== Description of the task ==
The listing must be reproduced in full, exactly as it stands.

===============

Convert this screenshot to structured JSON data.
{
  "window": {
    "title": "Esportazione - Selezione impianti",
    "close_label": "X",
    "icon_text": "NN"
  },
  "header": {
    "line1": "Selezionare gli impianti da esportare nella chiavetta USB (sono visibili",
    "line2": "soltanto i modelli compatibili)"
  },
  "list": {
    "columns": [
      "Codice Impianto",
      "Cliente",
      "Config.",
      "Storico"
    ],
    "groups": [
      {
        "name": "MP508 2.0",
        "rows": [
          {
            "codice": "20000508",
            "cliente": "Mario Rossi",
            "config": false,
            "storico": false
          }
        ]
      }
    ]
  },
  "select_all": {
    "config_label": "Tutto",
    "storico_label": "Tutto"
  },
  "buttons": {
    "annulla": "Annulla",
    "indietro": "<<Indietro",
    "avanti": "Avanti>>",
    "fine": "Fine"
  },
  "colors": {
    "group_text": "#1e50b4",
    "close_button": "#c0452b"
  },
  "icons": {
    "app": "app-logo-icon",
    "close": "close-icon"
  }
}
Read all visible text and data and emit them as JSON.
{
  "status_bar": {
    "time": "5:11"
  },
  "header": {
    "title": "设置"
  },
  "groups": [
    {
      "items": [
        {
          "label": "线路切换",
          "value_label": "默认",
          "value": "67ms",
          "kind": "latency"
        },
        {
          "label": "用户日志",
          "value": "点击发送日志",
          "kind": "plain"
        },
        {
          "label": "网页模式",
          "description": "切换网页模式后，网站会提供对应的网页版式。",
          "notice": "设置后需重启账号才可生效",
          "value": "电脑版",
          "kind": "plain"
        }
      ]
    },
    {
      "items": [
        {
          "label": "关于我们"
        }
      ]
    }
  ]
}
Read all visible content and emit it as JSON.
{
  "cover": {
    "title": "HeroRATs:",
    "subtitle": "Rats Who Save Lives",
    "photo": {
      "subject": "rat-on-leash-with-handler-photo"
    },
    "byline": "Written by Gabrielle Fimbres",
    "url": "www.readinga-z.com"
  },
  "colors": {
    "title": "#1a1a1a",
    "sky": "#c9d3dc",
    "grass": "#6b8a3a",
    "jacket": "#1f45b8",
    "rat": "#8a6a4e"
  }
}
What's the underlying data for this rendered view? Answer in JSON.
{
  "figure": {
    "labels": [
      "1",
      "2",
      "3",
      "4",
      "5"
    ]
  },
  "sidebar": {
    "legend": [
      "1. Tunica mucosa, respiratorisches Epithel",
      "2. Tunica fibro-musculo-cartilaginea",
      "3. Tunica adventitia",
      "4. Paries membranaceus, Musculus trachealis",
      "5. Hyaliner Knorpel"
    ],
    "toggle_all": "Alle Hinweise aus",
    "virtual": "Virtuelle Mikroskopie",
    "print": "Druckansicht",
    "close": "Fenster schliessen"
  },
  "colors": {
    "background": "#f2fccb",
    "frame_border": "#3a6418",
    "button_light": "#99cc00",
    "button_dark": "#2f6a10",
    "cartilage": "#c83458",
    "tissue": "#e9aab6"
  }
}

===============

== The reply ==
Convert this screenshot to structured JSON data.
{
  "window": {
    "title": "Esportazione - Selezione impianti",
    "close_label": "X",
    "icon_text": "NN"
  },
  "header": {
    "line1": "Selezionare gli impianti da esportare nella chiavetta USB (sono visibili",
    "line2": "soltanto i modelli compatibili)"
  },
  "list": {
    "columns": [
      "Codice Impianto",
      "Cliente",
      "Config.",
      "Storico"
    ],
    "groups": [
      {
        "name": "MP508 2.0",
        "rows": [
          {
            "codice": "20000508",
            "cliente": "Mario Rossi",
            "config": false,
            "storico": false
          }
        ]
      }
    ]
  },
  "select_all": {
    "config_label": "Tutto",
    "storico_label": "Tutto"
  },
  "buttons": {
    "annulla": "Annulla",
    "indietro": "<<Indietro",
    "avanti": "Avanti>>",
    "fine": "Fine"
  },
  "colors": {
    "group_text": "#1e50b4",
    "close_button": "#c0452b"
  },
  "icons": {
    "app": "app-logo-icon",
    "close": "close-icon"
  }
}
Read all visible text and data and emit them as JSON.
{
  "status_bar": {
    "time": "5:11"
  },
  "header": {
    "title": "设置"
  },
  "groups": [
    {
      "items": [
        {
          "label": "线路切换",
          "value_label": "默认",
          "value": "67ms",
          "kind": "latency"
        },
        {
          "label": "用户日志",
          "value": "点击发送日志",
          "kind": "plain"
        },
        {
          "label": "网页模式",
          "description": "切换网页模式后，网站会提供对应的网页版式。",
          "notice": "设置后需重启账号才可生效",
          "value": "电脑版",
          "kind": "plain"
        }
      ]
    },
    {
      "items": [
        {
          "label": "关于我们"
        }
      ]
    }
  ]
}
Read all visible content and emit it as JSON.
{
  "cover": {
    "title": "HeroRATs:",
    "subtitle": "Rats Who Save Lives",
    "photo": {
      "subject": "rat-on-leash-with-handler-photo"
    },
    "byline": "Written by Gabrielle Fimbres",
    "url": "www.readinga-z.com"
  },
  "colors": {
    "title": "#1a1a1a",
    "sky": "#c9d3dc",
    "grass": "#6b8a3a",
    "jacket": "#1f45b8",
    "rat": "#8a6a4e"
  }
}
What's the underlying data for this rendered view? Answer in JSON.
{
  "figure": {
    "labels": [
      "1",
      "2",
      "3",
      "4",
      "5"
    ]
  },
  "sidebar": {
    "legend": [
      "1. Tunica mucosa, respiratorisches Epithel",
      "2. Tunica fibro-musculo-cartilaginea",
      "3. Tunica adventitia",
      "4. Paries membranaceus, Musculus trachealis",
      "5. Hyaliner Knorpel"
    ],
    "toggle_all": "Alle Hinweise aus",
    "virtual": "Virtuelle Mikroskopie",
    "print": "Druckansicht",
    "close": "Fenster schliessen"
  },
  "colors": {
    "background": "#f2fccb",
    "frame_border": "#3a6418",
    "button_light": "#99cc00",
    "button_dark": "#2f6a10",
    "cartilage": "#c83458",
    "tissue": "#e9aab6"
  }
}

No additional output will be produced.